_Data supplied_
----------

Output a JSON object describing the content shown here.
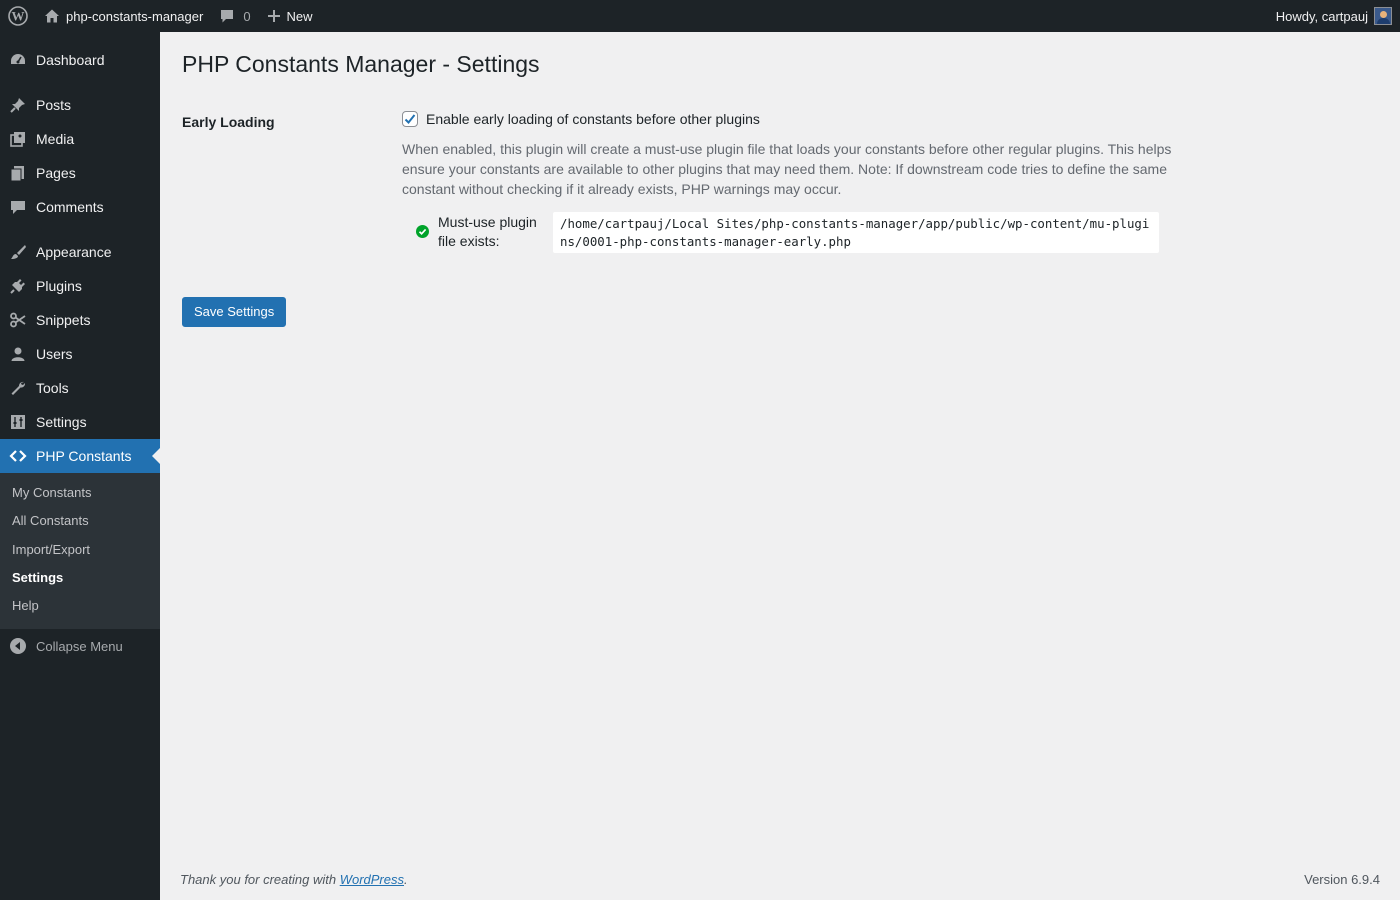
{
  "adminbar": {
    "site_name": "php-constants-manager",
    "comments_count": "0",
    "new_label": "New",
    "howdy": "Howdy, cartpauj"
  },
  "sidebar": {
    "items": [
      {
        "label": "Dashboard",
        "icon": "dashboard-icon"
      },
      {
        "label": "Posts",
        "icon": "pin-icon"
      },
      {
        "label": "Media",
        "icon": "media-icon"
      },
      {
        "label": "Pages",
        "icon": "pages-icon"
      },
      {
        "label": "Comments",
        "icon": "comment-icon"
      },
      {
        "label": "Appearance",
        "icon": "brush-icon"
      },
      {
        "label": "Plugins",
        "icon": "plug-icon"
      },
      {
        "label": "Snippets",
        "icon": "scissors-icon"
      },
      {
        "label": "Users",
        "icon": "user-icon"
      },
      {
        "label": "Tools",
        "icon": "wrench-icon"
      },
      {
        "label": "Settings",
        "icon": "sliders-icon"
      },
      {
        "label": "PHP Constants",
        "icon": "code-icon"
      }
    ],
    "submenu": [
      "My Constants",
      "All Constants",
      "Import/Export",
      "Settings",
      "Help"
    ],
    "collapse_label": "Collapse Menu"
  },
  "page": {
    "title": "PHP Constants Manager - Settings",
    "early_loading_label": "Early Loading",
    "checkbox_label": "Enable early loading of constants before other plugins",
    "checkbox_checked": true,
    "description": "When enabled, this plugin will create a must-use plugin file that loads your constants before other regular plugins. This helps ensure your constants are available to other plugins that may need them. Note: If downstream code tries to define the same constant without checking if it already exists, PHP warnings may occur.",
    "status_label": "Must-use plugin file exists:",
    "file_path": "/home/cartpauj/Local Sites/php-constants-manager/app/public/wp-content/mu-plugins/0001-php-constants-manager-early.php",
    "save_button": "Save Settings"
  },
  "footer": {
    "thanks_prefix": "Thank you for creating with ",
    "thanks_link": "WordPress",
    "thanks_suffix": ".",
    "version": "Version 6.9.4"
  },
  "colors": {
    "admin_dark": "#1d2327",
    "accent": "#2271b1",
    "success": "#00a32a"
  }
}
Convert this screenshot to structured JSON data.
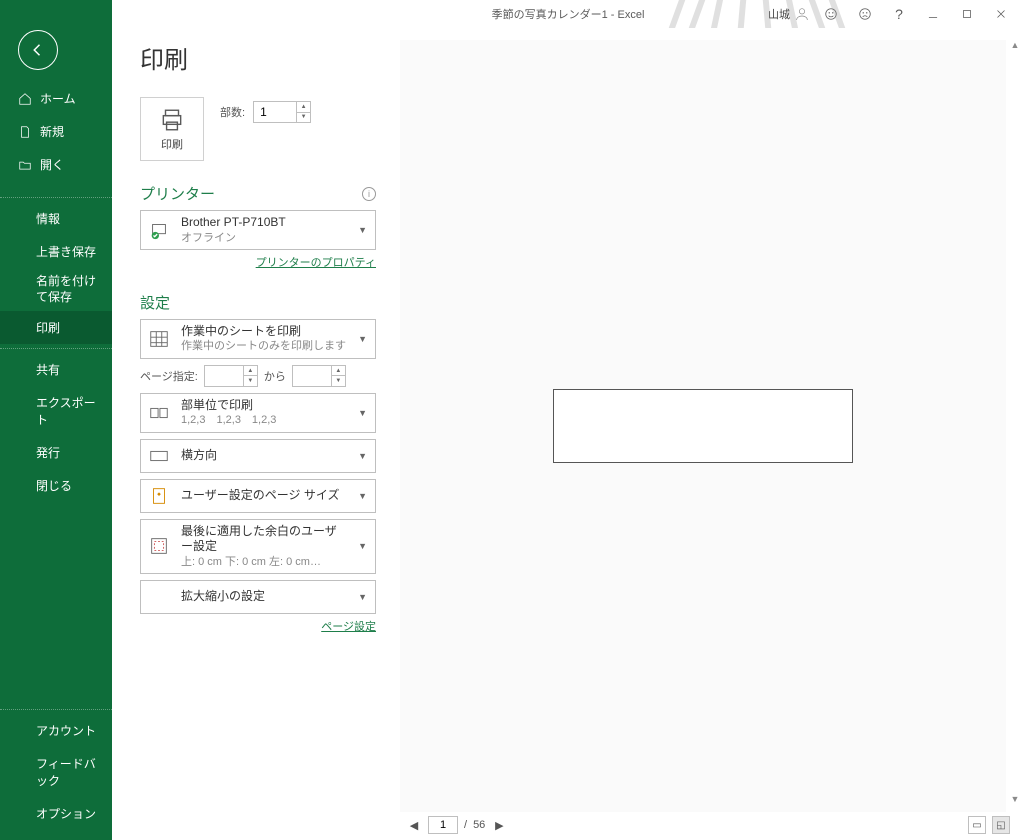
{
  "titlebar": {
    "document": "季節の写真カレンダー1  -  Excel",
    "username": "山城"
  },
  "sidebar": {
    "home": "ホーム",
    "new": "新規",
    "open": "開く",
    "info": "情報",
    "save": "上書き保存",
    "saveas": "名前を付けて保存",
    "print": "印刷",
    "share": "共有",
    "export": "エクスポート",
    "publish": "発行",
    "close": "閉じる",
    "account": "アカウント",
    "feedback": "フィードバック",
    "options": "オプション"
  },
  "page_title": "印刷",
  "print": {
    "button_label": "印刷",
    "copies_label": "部数:",
    "copies_value": "1"
  },
  "printer": {
    "heading": "プリンター",
    "name": "Brother PT-P710BT",
    "status": "オフライン",
    "properties_link": "プリンターのプロパティ"
  },
  "settings": {
    "heading": "設定",
    "what": {
      "t1": "作業中のシートを印刷",
      "t2": "作業中のシートのみを印刷します"
    },
    "pages": {
      "label": "ページ指定:",
      "from": "",
      "to_label": "から",
      "to": ""
    },
    "collate": {
      "t1": "部単位で印刷",
      "t2": "1,2,3　1,2,3　1,2,3"
    },
    "orientation": {
      "t1": "横方向"
    },
    "pagesize": {
      "t1": "ユーザー設定のページ サイズ"
    },
    "margins": {
      "t1": "最後に適用した余白のユーザー設定",
      "t2": "上: 0 cm 下: 0 cm 左: 0 cm…"
    },
    "scaling": {
      "t1": "拡大縮小の設定"
    },
    "page_setup_link": "ページ設定"
  },
  "preview": {
    "current_page": "1",
    "total_pages": "56",
    "sep": "/"
  }
}
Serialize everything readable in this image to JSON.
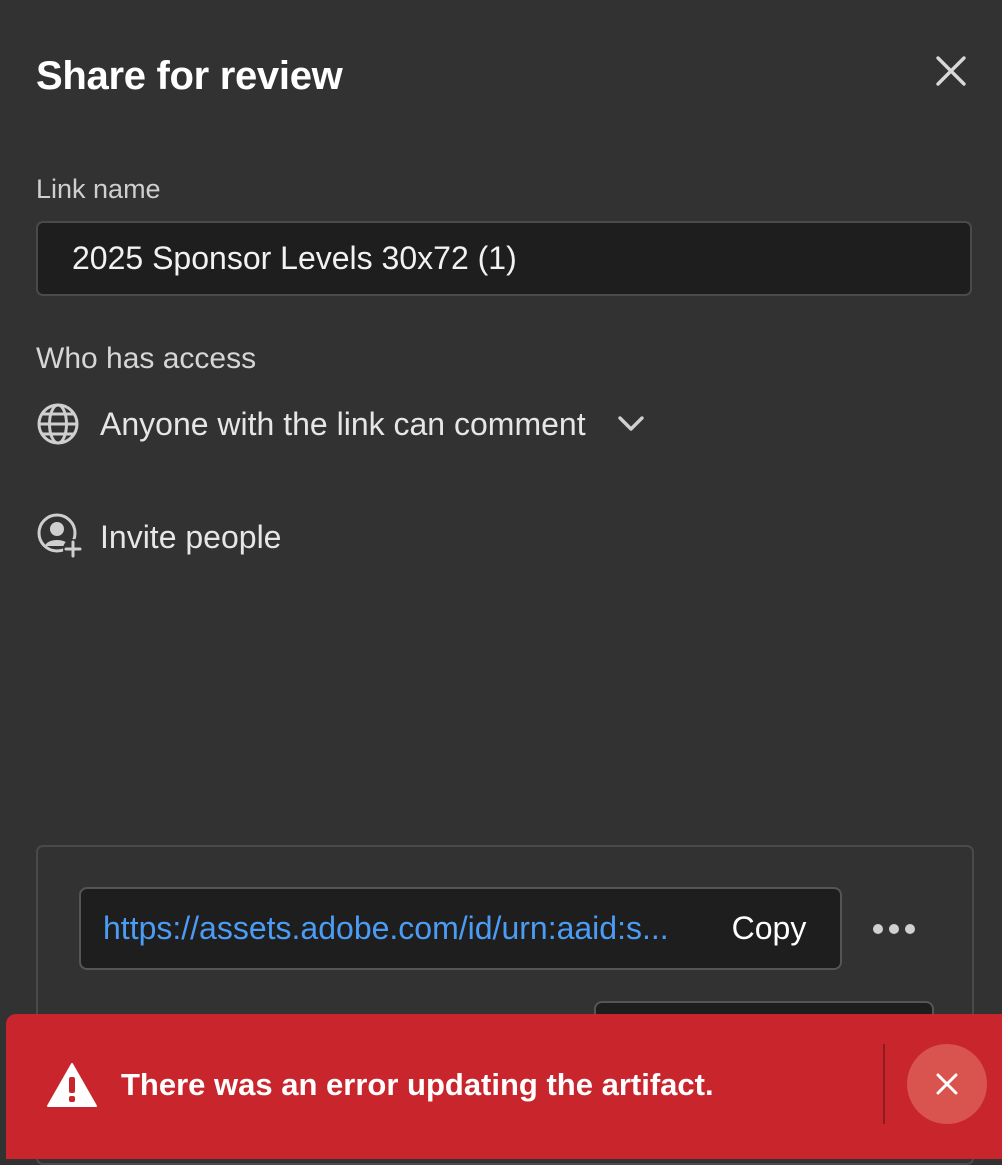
{
  "dialog": {
    "title": "Share for review",
    "close_icon": "close-icon"
  },
  "link_name": {
    "label": "Link name",
    "value": "2025 Sponsor Levels 30x72 (1)"
  },
  "access": {
    "label": "Who has access",
    "icon": "globe-icon",
    "selected": "Anyone with the link can comment",
    "dropdown_icon": "chevron-down-icon"
  },
  "invite": {
    "icon": "user-add-icon",
    "label": "Invite people"
  },
  "share_link": {
    "url": "https://assets.adobe.com/id/urn:aaid:s...",
    "copy_label": "Copy",
    "more_icon": "more-icon"
  },
  "toast": {
    "icon": "alert-icon",
    "message": "There was an error updating the artifact.",
    "close_icon": "close-icon",
    "color": "#c9252d"
  },
  "colors": {
    "background": "#323232",
    "input_background": "#1e1e1e",
    "link": "#4b9cf5",
    "error": "#c9252d"
  }
}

----------

_Written task_
Begin at the line containing "Convert this screenshot" and extract every line through the end of the records, inclusive, exactly and only; omit pictures.

_Result of this task_
Convert this screenshot to structured JSON data.
{
  "titlebar": {
    "document": "季節の写真カレンダー1  -  Excel",
    "username": "山城"
  },
  "sidebar": {
    "home": "ホーム",
    "new": "新規",
    "open": "開く",
    "info": "情報",
    "save": "上書き保存",
    "saveas": "名前を付けて保存",
    "print": "印刷",
    "share": "共有",
    "export": "エクスポート",
    "publish": "発行",
    "close": "閉じる",
    "account": "アカウント",
    "feedback": "フィードバック",
    "options": "オプション"
  },
  "page_title": "印刷",
  "print": {
    "button_label": "印刷",
    "copies_label": "部数:",
    "copies_value": "1"
  },
  "printer": {
    "heading": "プリンター",
    "name": "Brother PT-P710BT",
    "status": "オフライン",
    "properties_link": "プリンターのプロパティ"
  },
  "settings": {
    "heading": "設定",
    "what": {
      "t1": "作業中のシートを印刷",
      "t2": "作業中のシートのみを印刷します"
    },
    "pages": {
      "label": "ページ指定:",
      "from": "",
      "to_label": "から",
      "to": ""
    },
    "collate": {
      "t1": "部単位で印刷",
      "t2": "1,2,3　1,2,3　1,2,3"
    },
    "orientation": {
      "t1": "横方向"
    },
    "pagesize": {
      "t1": "ユーザー設定のページ サイズ"
    },
    "margins": {
      "t1": "最後に適用した余白のユーザー設定",
      "t2": "上: 0 cm 下: 0 cm 左: 0 cm…"
    },
    "scaling": {
      "t1": "拡大縮小の設定"
    },
    "page_setup_link": "ページ設定"
  },
  "preview": {
    "current_page": "1",
    "total_pages": "56",
    "sep": "/"
  }
}
Serialize everything readable in this image to JSON.
{
  "dialog": {
    "title": "Share for review",
    "close_icon": "close-icon"
  },
  "link_name": {
    "label": "Link name",
    "value": "2025 Sponsor Levels 30x72 (1)"
  },
  "access": {
    "label": "Who has access",
    "icon": "globe-icon",
    "selected": "Anyone with the link can comment",
    "dropdown_icon": "chevron-down-icon"
  },
  "invite": {
    "icon": "user-add-icon",
    "label": "Invite people"
  },
  "share_link": {
    "url": "https://assets.adobe.com/id/urn:aaid:s...",
    "copy_label": "Copy",
    "more_icon": "more-icon"
  },
  "toast": {
    "icon": "alert-icon",
    "message": "There was an error updating the artifact.",
    "close_icon": "close-icon",
    "color": "#c9252d"
  },
  "colors": {
    "background": "#323232",
    "input_background": "#1e1e1e",
    "link": "#4b9cf5",
    "error": "#c9252d"
  }
}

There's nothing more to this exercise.